#### Task data

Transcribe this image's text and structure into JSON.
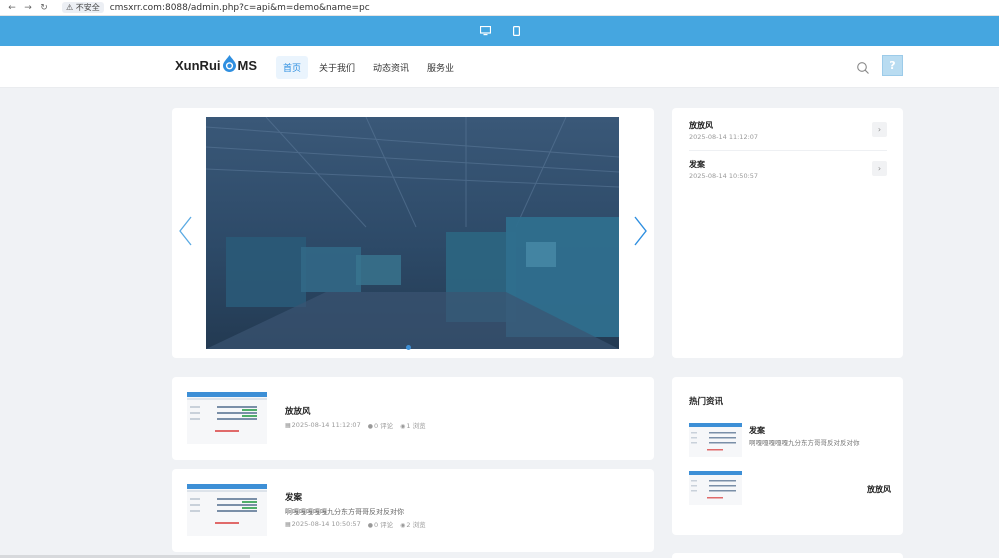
{
  "browser": {
    "back_icon": "arrow-left-icon",
    "warning_label": "⚠ 不安全",
    "url": "cmsxrr.com:8088/admin.php?c=api&m=demo&name=pc"
  },
  "device_bar": {
    "color": "#45a6e0",
    "items": [
      {
        "icon": "desktop-icon"
      },
      {
        "icon": "mobile-icon"
      }
    ]
  },
  "header": {
    "logo_left": "XunRui",
    "logo_right": "MS",
    "nav": [
      {
        "label": "首页",
        "active": true
      },
      {
        "label": "关于我们"
      },
      {
        "label": "动态资讯"
      },
      {
        "label": "服务业"
      }
    ],
    "help_label": "?"
  },
  "slider": {
    "accent": "#3d8fd6"
  },
  "side_list": [
    {
      "title": "放放风",
      "date": "2025-08-14 11:12:07",
      "arrow": "›"
    },
    {
      "title": "发案",
      "date": "2025-08-14 10:50:57",
      "arrow": "›"
    }
  ],
  "posts": [
    {
      "title": "放放风",
      "desc": "",
      "date": "2025-08-14 11:12:07",
      "comments": "0 评论",
      "views": "1 浏览"
    },
    {
      "title": "发案",
      "desc": "啊嘎嘎嘎嘎嘎九分东方哥哥反对反对你",
      "date": "2025-08-14 10:50:57",
      "comments": "0 评论",
      "views": "2 浏览"
    }
  ],
  "hot": {
    "title": "热门资讯",
    "items": [
      {
        "title": "发案",
        "desc": "啊嘎嘎嘎嘎嘎九分东方哥哥反对反对你"
      },
      {
        "title": "放放风",
        "desc": ""
      }
    ]
  }
}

########

▸ To be done:
Leave out the pictures and copy every record above exactly.

▸ Answer to this exercise:
Transcribe this image's text and structure into JSON.
{
  "browser": {
    "back_icon": "arrow-left-icon",
    "warning_label": "⚠ 不安全",
    "url": "cmsxrr.com:8088/admin.php?c=api&m=demo&name=pc"
  },
  "device_bar": {
    "color": "#45a6e0",
    "items": [
      {
        "icon": "desktop-icon"
      },
      {
        "icon": "mobile-icon"
      }
    ]
  },
  "header": {
    "logo_left": "XunRui",
    "logo_right": "MS",
    "nav": [
      {
        "label": "首页",
        "active": true
      },
      {
        "label": "关于我们"
      },
      {
        "label": "动态资讯"
      },
      {
        "label": "服务业"
      }
    ],
    "help_label": "?"
  },
  "slider": {
    "accent": "#3d8fd6"
  },
  "side_list": [
    {
      "title": "放放风",
      "date": "2025-08-14 11:12:07",
      "arrow": "›"
    },
    {
      "title": "发案",
      "date": "2025-08-14 10:50:57",
      "arrow": "›"
    }
  ],
  "posts": [
    {
      "title": "放放风",
      "desc": "",
      "date": "2025-08-14 11:12:07",
      "comments": "0 评论",
      "views": "1 浏览"
    },
    {
      "title": "发案",
      "desc": "啊嘎嘎嘎嘎嘎九分东方哥哥反对反对你",
      "date": "2025-08-14 10:50:57",
      "comments": "0 评论",
      "views": "2 浏览"
    }
  ],
  "hot": {
    "title": "热门资讯",
    "items": [
      {
        "title": "发案",
        "desc": "啊嘎嘎嘎嘎嘎九分东方哥哥反对反对你"
      },
      {
        "title": "放放风",
        "desc": ""
      }
    ]
  }
}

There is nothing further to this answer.